_Exercise goal_.
Leave out the pictures and repeat every record exactly.

_Supplied records_.
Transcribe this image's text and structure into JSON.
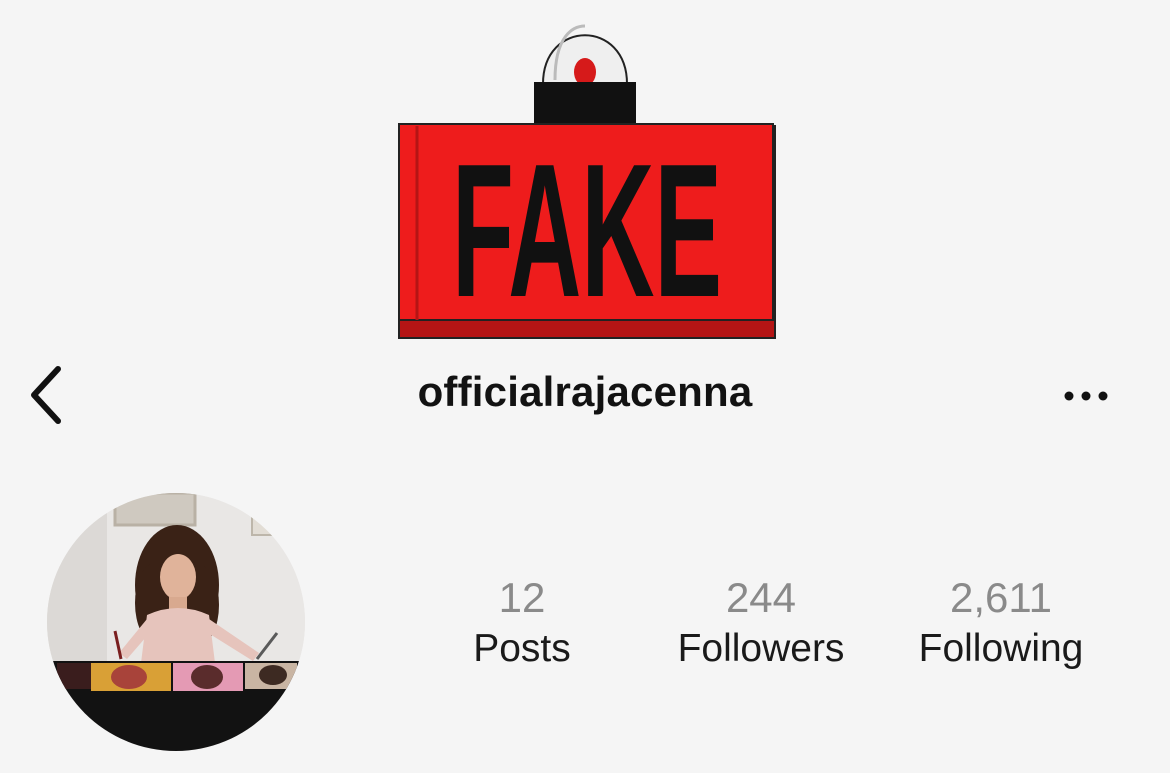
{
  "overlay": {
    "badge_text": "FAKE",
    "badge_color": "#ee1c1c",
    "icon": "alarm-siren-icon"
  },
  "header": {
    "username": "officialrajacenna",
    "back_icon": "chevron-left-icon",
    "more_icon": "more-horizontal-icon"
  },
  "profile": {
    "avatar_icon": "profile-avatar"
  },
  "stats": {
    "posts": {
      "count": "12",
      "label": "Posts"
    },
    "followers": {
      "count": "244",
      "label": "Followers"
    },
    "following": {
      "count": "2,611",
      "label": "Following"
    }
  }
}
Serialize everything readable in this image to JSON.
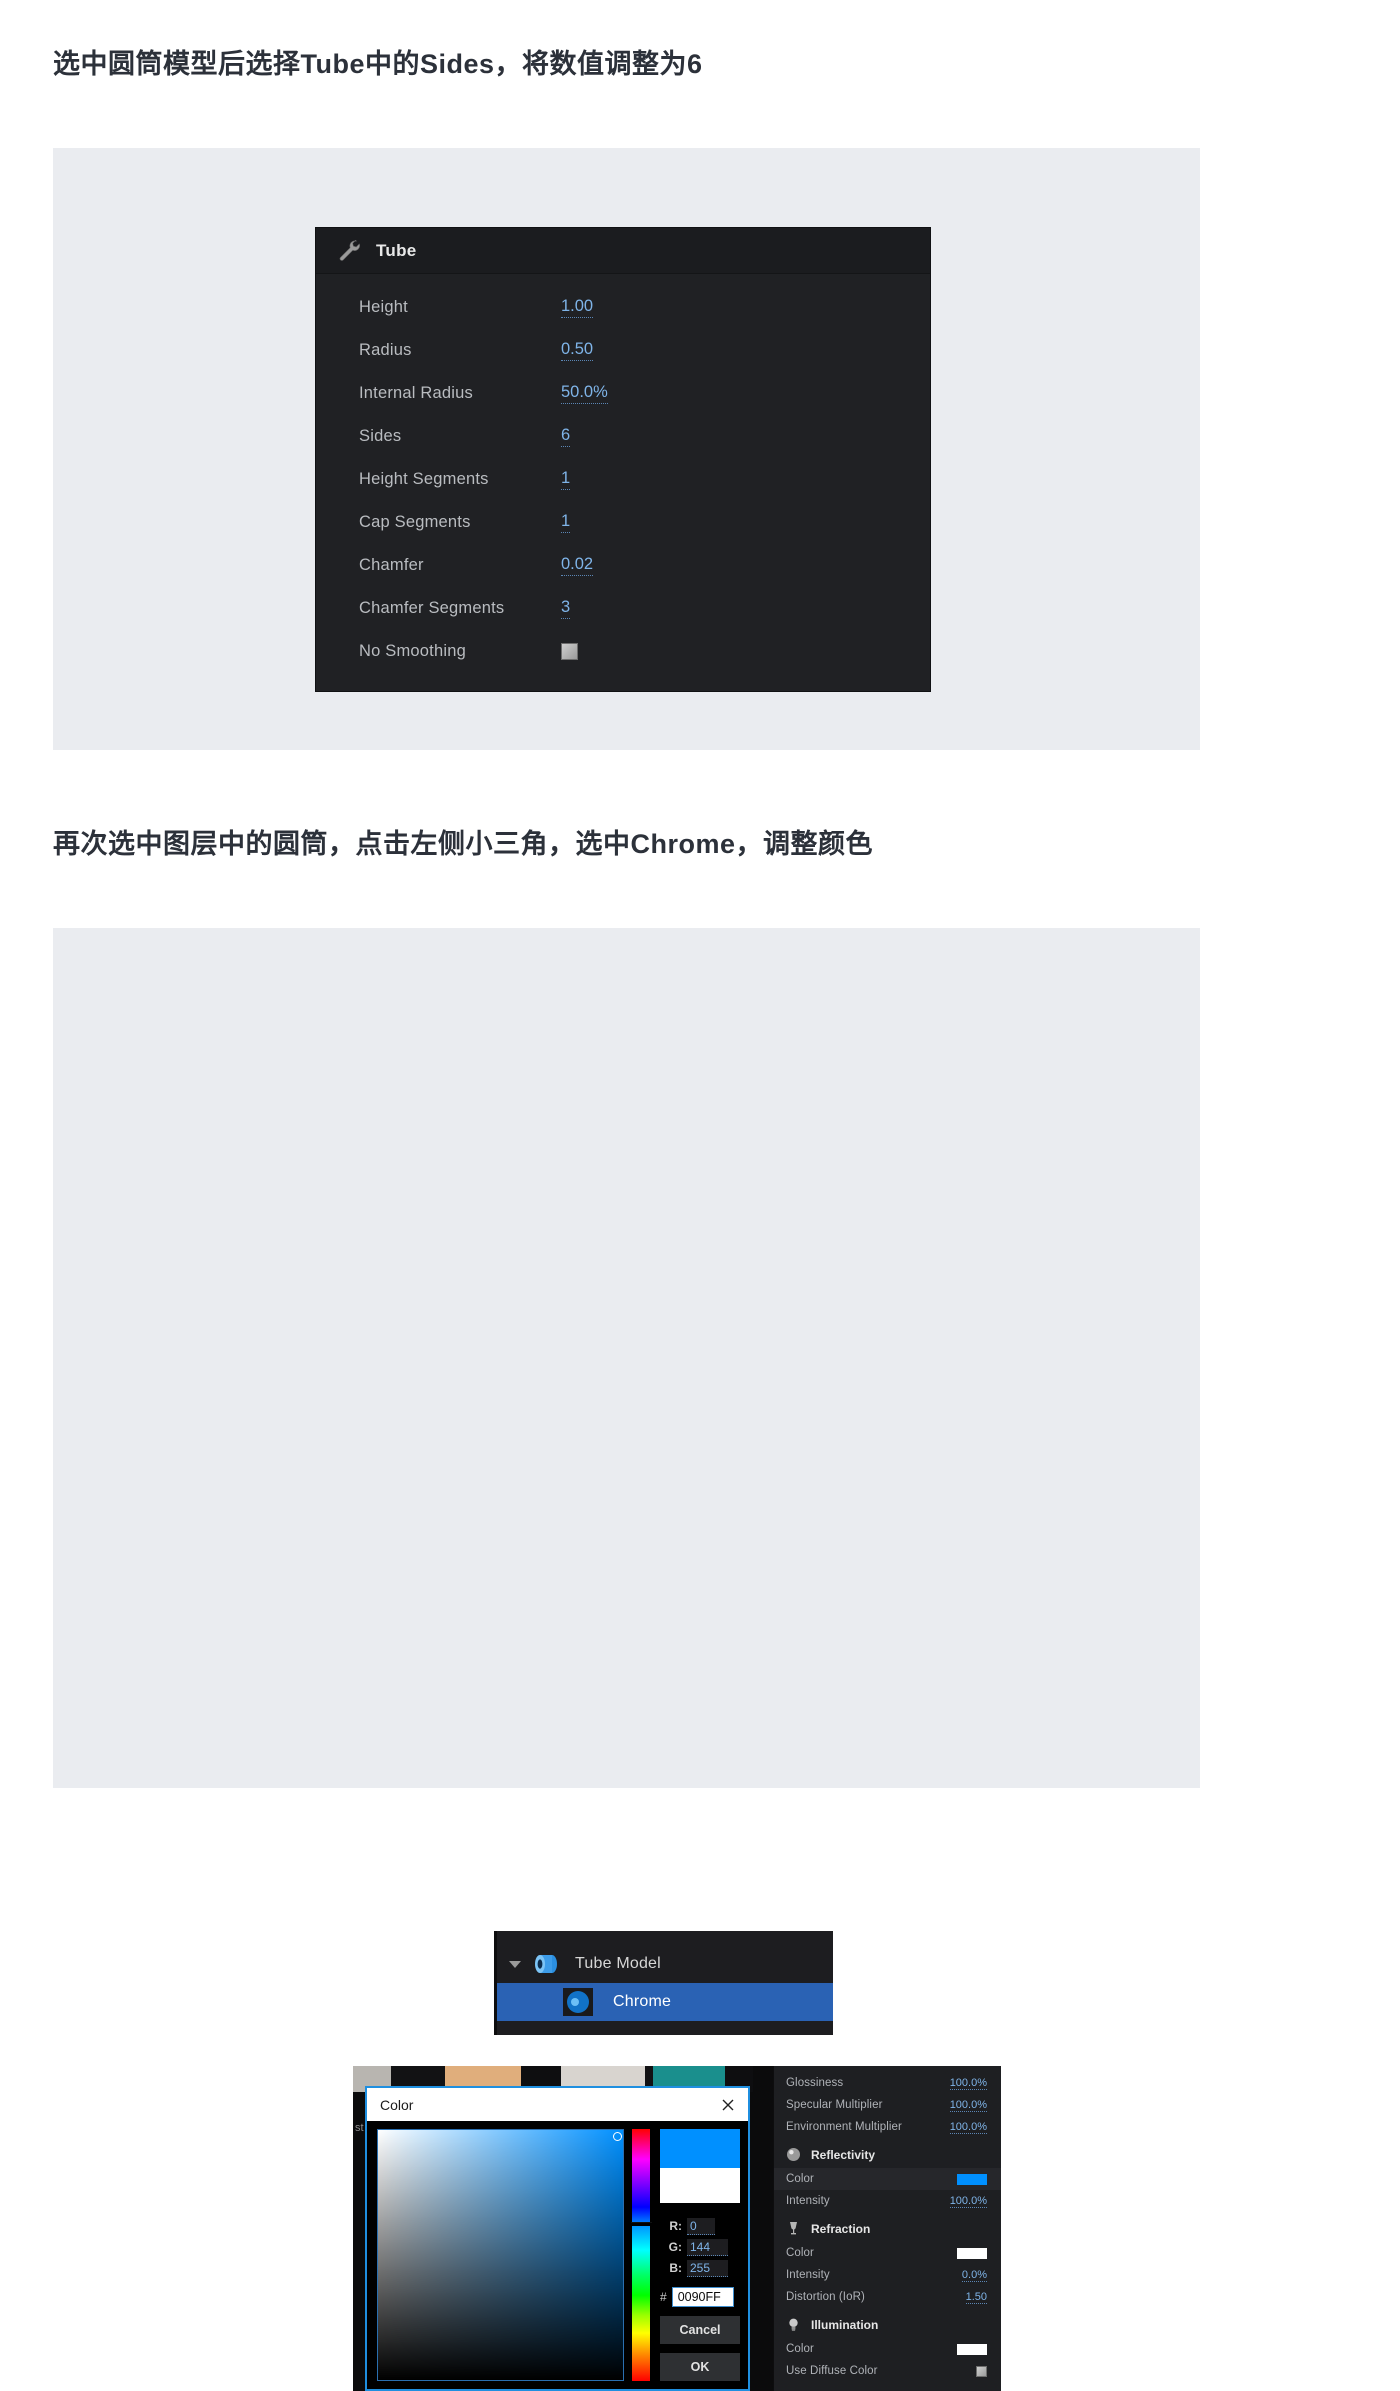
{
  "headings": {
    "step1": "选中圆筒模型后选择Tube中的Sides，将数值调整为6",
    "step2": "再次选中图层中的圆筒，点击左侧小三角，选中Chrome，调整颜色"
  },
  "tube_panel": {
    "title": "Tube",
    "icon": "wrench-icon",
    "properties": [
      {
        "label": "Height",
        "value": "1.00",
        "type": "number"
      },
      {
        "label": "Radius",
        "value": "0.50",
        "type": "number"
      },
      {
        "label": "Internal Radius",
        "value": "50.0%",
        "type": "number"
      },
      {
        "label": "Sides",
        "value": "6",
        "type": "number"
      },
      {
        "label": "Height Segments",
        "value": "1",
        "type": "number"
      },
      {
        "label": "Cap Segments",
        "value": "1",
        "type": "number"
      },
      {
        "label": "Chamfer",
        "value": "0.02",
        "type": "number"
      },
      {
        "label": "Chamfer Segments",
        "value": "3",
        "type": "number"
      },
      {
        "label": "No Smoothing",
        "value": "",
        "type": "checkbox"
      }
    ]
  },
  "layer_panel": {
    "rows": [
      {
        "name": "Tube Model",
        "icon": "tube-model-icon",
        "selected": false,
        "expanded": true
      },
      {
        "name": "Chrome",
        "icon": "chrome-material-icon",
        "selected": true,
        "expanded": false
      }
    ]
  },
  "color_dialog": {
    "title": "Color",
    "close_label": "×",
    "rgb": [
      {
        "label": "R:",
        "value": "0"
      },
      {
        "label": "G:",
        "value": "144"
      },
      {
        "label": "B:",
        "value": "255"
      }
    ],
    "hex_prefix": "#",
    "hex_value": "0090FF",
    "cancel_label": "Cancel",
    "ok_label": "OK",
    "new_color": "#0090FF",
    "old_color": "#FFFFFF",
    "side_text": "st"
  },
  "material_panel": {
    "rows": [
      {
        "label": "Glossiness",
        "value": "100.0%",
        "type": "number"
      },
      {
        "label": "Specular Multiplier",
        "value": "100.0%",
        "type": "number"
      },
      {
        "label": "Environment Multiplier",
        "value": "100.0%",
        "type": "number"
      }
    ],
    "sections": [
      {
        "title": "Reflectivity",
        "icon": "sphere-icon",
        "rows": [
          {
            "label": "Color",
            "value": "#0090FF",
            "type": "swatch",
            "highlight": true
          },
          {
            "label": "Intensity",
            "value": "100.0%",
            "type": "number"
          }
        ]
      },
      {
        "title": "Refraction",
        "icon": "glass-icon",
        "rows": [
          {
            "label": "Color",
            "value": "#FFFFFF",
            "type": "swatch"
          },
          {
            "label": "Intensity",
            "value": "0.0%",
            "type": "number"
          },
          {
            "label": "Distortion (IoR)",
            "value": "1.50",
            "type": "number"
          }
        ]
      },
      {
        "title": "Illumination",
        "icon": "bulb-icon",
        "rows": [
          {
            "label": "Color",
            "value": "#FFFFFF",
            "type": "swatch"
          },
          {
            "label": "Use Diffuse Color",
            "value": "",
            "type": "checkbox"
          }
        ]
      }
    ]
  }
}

_Task result_.
Transcribe this image's text and structure into JSON.
{
  "overlay": {
    "badge_text": "FAKE",
    "badge_color": "#ee1c1c",
    "icon": "alarm-siren-icon"
  },
  "header": {
    "username": "officialrajacenna",
    "back_icon": "chevron-left-icon",
    "more_icon": "more-horizontal-icon"
  },
  "profile": {
    "avatar_icon": "profile-avatar"
  },
  "stats": {
    "posts": {
      "count": "12",
      "label": "Posts"
    },
    "followers": {
      "count": "244",
      "label": "Followers"
    },
    "following": {
      "count": "2,611",
      "label": "Following"
    }
  }
}
Serialize everything readable in this image to JSON.
{
  "headings": {
    "step1": "选中圆筒模型后选择Tube中的Sides，将数值调整为6",
    "step2": "再次选中图层中的圆筒，点击左侧小三角，选中Chrome，调整颜色"
  },
  "tube_panel": {
    "title": "Tube",
    "icon": "wrench-icon",
    "properties": [
      {
        "label": "Height",
        "value": "1.00",
        "type": "number"
      },
      {
        "label": "Radius",
        "value": "0.50",
        "type": "number"
      },
      {
        "label": "Internal Radius",
        "value": "50.0%",
        "type": "number"
      },
      {
        "label": "Sides",
        "value": "6",
        "type": "number"
      },
      {
        "label": "Height Segments",
        "value": "1",
        "type": "number"
      },
      {
        "label": "Cap Segments",
        "value": "1",
        "type": "number"
      },
      {
        "label": "Chamfer",
        "value": "0.02",
        "type": "number"
      },
      {
        "label": "Chamfer Segments",
        "value": "3",
        "type": "number"
      },
      {
        "label": "No Smoothing",
        "value": "",
        "type": "checkbox"
      }
    ]
  },
  "layer_panel": {
    "rows": [
      {
        "name": "Tube Model",
        "icon": "tube-model-icon",
        "selected": false,
        "expanded": true
      },
      {
        "name": "Chrome",
        "icon": "chrome-material-icon",
        "selected": true,
        "expanded": false
      }
    ]
  },
  "color_dialog": {
    "title": "Color",
    "close_label": "×",
    "rgb": [
      {
        "label": "R:",
        "value": "0"
      },
      {
        "label": "G:",
        "value": "144"
      },
      {
        "label": "B:",
        "value": "255"
      }
    ],
    "hex_prefix": "#",
    "hex_value": "0090FF",
    "cancel_label": "Cancel",
    "ok_label": "OK",
    "new_color": "#0090FF",
    "old_color": "#FFFFFF",
    "side_text": "st"
  },
  "material_panel": {
    "rows": [
      {
        "label": "Glossiness",
        "value": "100.0%",
        "type": "number"
      },
      {
        "label": "Specular Multiplier",
        "value": "100.0%",
        "type": "number"
      },
      {
        "label": "Environment Multiplier",
        "value": "100.0%",
        "type": "number"
      }
    ],
    "sections": [
      {
        "title": "Reflectivity",
        "icon": "sphere-icon",
        "rows": [
          {
            "label": "Color",
            "value": "#0090FF",
            "type": "swatch",
            "highlight": true
          },
          {
            "label": "Intensity",
            "value": "100.0%",
            "type": "number"
          }
        ]
      },
      {
        "title": "Refraction",
        "icon": "glass-icon",
        "rows": [
          {
            "label": "Color",
            "value": "#FFFFFF",
            "type": "swatch"
          },
          {
            "label": "Intensity",
            "value": "0.0%",
            "type": "number"
          },
          {
            "label": "Distortion (IoR)",
            "value": "1.50",
            "type": "number"
          }
        ]
      },
      {
        "title": "Illumination",
        "icon": "bulb-icon",
        "rows": [
          {
            "label": "Color",
            "value": "#FFFFFF",
            "type": "swatch"
          },
          {
            "label": "Use Diffuse Color",
            "value": "",
            "type": "checkbox"
          }
        ]
      }
    ]
  }
}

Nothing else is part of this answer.